(Directions for this task):
Where a line of the material contains the string "spread", copy that line.

[BEGIN Dataset extract]

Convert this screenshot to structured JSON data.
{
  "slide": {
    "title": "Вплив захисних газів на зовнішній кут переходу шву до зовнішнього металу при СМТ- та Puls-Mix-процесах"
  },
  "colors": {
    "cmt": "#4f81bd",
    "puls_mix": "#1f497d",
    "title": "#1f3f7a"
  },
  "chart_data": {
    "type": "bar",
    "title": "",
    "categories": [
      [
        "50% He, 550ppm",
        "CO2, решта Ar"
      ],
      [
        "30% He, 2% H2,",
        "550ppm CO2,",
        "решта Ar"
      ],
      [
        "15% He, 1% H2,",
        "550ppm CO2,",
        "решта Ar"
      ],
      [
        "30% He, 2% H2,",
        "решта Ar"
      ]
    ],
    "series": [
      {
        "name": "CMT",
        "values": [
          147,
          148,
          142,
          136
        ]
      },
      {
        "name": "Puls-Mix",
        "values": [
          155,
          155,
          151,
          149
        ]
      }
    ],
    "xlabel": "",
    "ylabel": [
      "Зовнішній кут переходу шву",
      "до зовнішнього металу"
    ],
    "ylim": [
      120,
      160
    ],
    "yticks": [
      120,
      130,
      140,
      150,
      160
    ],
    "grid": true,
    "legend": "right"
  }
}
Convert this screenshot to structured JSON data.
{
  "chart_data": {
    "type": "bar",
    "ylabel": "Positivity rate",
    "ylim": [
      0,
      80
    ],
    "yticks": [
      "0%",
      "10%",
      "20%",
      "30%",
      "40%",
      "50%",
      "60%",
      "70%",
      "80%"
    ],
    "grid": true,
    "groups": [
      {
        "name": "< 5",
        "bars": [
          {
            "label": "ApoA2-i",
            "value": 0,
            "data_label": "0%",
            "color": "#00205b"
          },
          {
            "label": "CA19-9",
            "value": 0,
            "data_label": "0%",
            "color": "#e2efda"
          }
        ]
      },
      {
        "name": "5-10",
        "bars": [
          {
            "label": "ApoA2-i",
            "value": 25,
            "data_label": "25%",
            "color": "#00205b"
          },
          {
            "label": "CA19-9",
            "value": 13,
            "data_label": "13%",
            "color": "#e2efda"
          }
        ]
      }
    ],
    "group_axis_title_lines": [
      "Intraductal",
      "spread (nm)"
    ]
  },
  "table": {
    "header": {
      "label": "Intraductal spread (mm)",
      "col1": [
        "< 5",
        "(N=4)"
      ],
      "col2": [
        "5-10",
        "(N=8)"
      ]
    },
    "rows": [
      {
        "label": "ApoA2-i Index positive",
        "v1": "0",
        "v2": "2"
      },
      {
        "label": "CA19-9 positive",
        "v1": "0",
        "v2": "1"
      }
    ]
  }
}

[END Dataset extract]

(The response):
      "spread (nm)"
      "label": "Intraductal spread (mm)",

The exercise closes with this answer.